§ **YOUR GOAL**
Leave out the pictures and transcribe the rest of the records exactly.

* begin GIVEN ENTRIES *

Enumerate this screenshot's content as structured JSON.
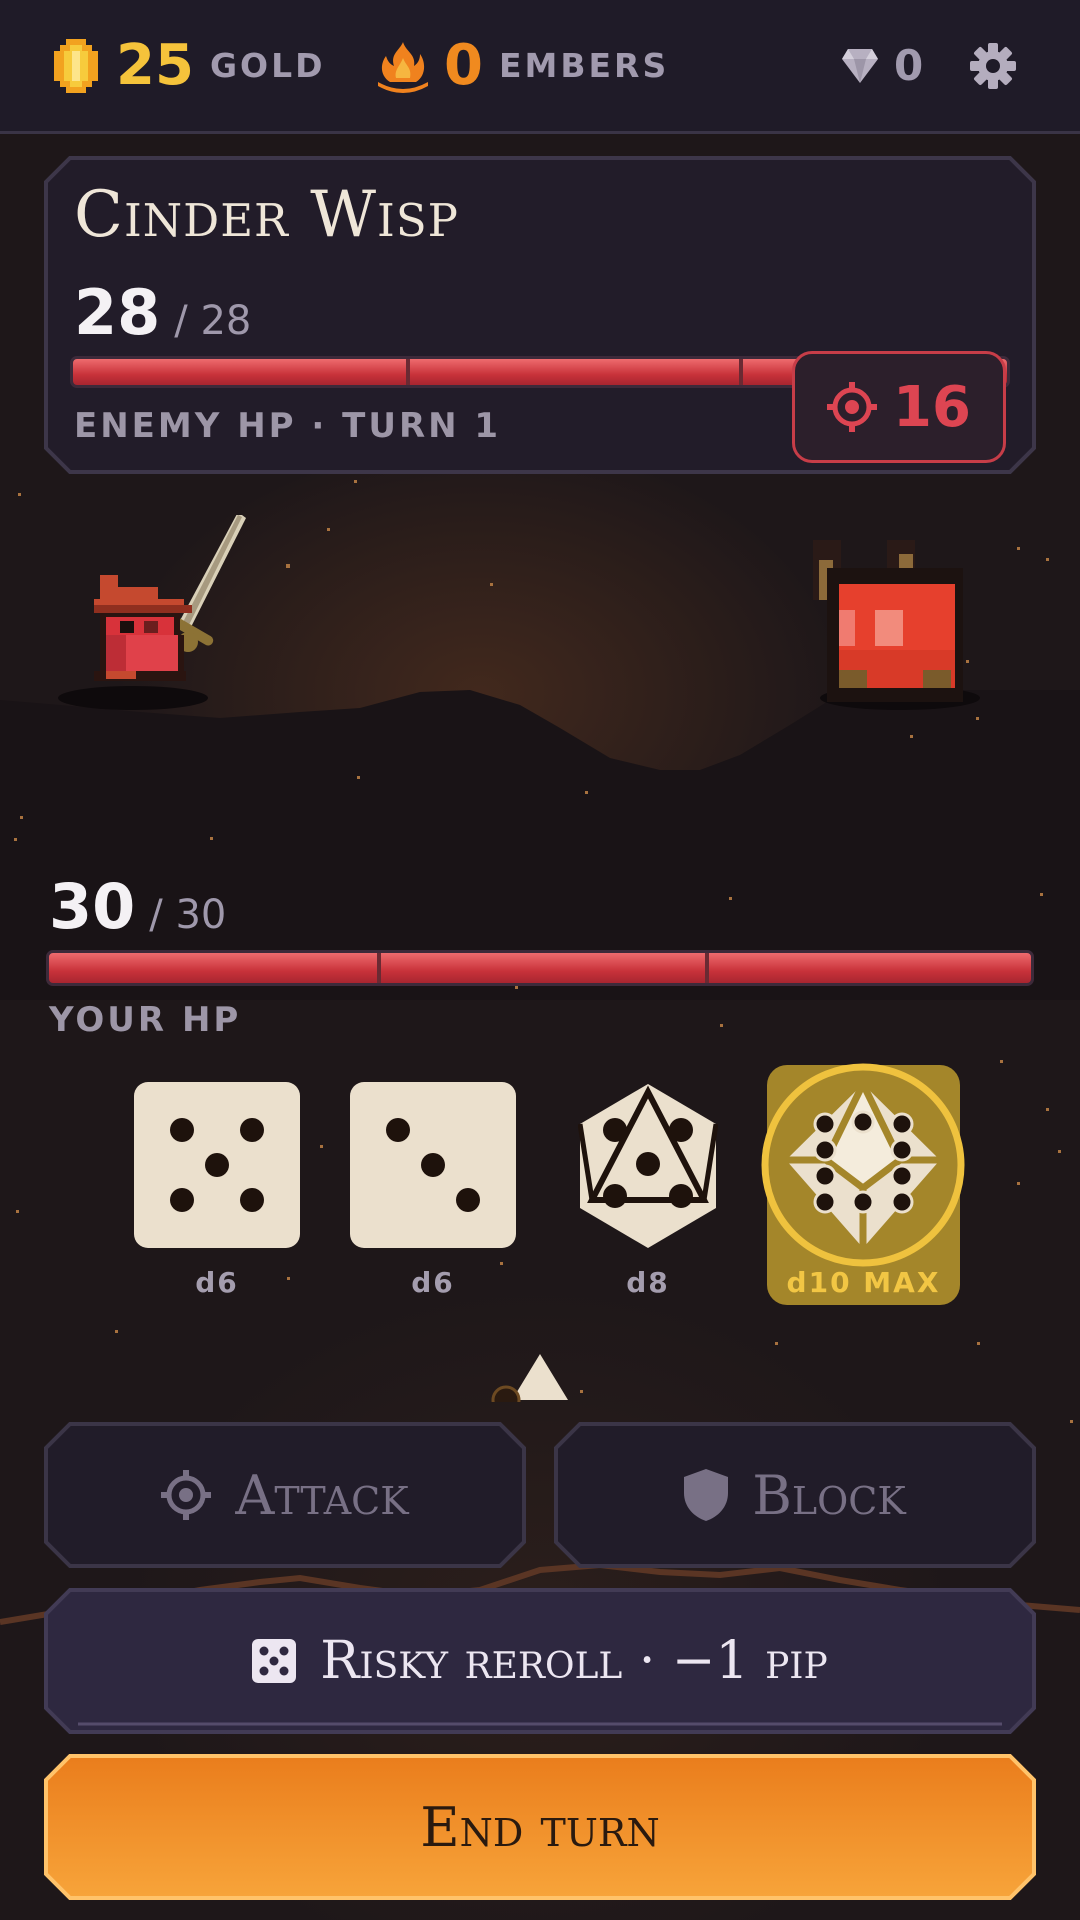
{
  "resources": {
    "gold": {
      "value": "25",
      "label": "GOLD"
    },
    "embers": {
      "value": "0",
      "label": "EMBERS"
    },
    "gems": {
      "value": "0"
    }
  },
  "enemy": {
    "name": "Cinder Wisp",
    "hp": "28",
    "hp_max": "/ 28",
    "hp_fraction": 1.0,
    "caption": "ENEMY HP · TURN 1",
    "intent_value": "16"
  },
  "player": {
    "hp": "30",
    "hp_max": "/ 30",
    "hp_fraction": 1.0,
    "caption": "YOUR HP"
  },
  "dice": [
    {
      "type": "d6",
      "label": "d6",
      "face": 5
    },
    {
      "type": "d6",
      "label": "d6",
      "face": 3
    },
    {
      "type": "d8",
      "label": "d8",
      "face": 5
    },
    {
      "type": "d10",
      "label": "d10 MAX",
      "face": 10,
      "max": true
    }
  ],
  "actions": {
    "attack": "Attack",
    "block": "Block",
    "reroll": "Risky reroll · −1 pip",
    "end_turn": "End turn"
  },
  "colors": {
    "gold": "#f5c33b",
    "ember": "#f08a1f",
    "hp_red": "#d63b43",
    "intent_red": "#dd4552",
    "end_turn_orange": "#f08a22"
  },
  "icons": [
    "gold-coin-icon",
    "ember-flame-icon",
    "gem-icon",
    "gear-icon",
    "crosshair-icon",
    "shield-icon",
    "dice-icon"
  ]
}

* end GIVEN ENTRIES *

§ **TASK OUTPUT**
Enumerate this screenshot's content as structured JSON.
{
  "resources": {
    "gold": {
      "value": "25",
      "label": "GOLD"
    },
    "embers": {
      "value": "0",
      "label": "EMBERS"
    },
    "gems": {
      "value": "0"
    }
  },
  "enemy": {
    "name": "Cinder Wisp",
    "hp": "28",
    "hp_max": "/ 28",
    "hp_fraction": 1.0,
    "caption": "ENEMY HP · TURN 1",
    "intent_value": "16"
  },
  "player": {
    "hp": "30",
    "hp_max": "/ 30",
    "hp_fraction": 1.0,
    "caption": "YOUR HP"
  },
  "dice": [
    {
      "type": "d6",
      "label": "d6",
      "face": 5
    },
    {
      "type": "d6",
      "label": "d6",
      "face": 3
    },
    {
      "type": "d8",
      "label": "d8",
      "face": 5
    },
    {
      "type": "d10",
      "label": "d10 MAX",
      "face": 10,
      "max": true
    }
  ],
  "actions": {
    "attack": "Attack",
    "block": "Block",
    "reroll": "Risky reroll · −1 pip",
    "end_turn": "End turn"
  },
  "colors": {
    "gold": "#f5c33b",
    "ember": "#f08a1f",
    "hp_red": "#d63b43",
    "intent_red": "#dd4552",
    "end_turn_orange": "#f08a22"
  },
  "icons": [
    "gold-coin-icon",
    "ember-flame-icon",
    "gem-icon",
    "gear-icon",
    "crosshair-icon",
    "shield-icon",
    "dice-icon"
  ]
}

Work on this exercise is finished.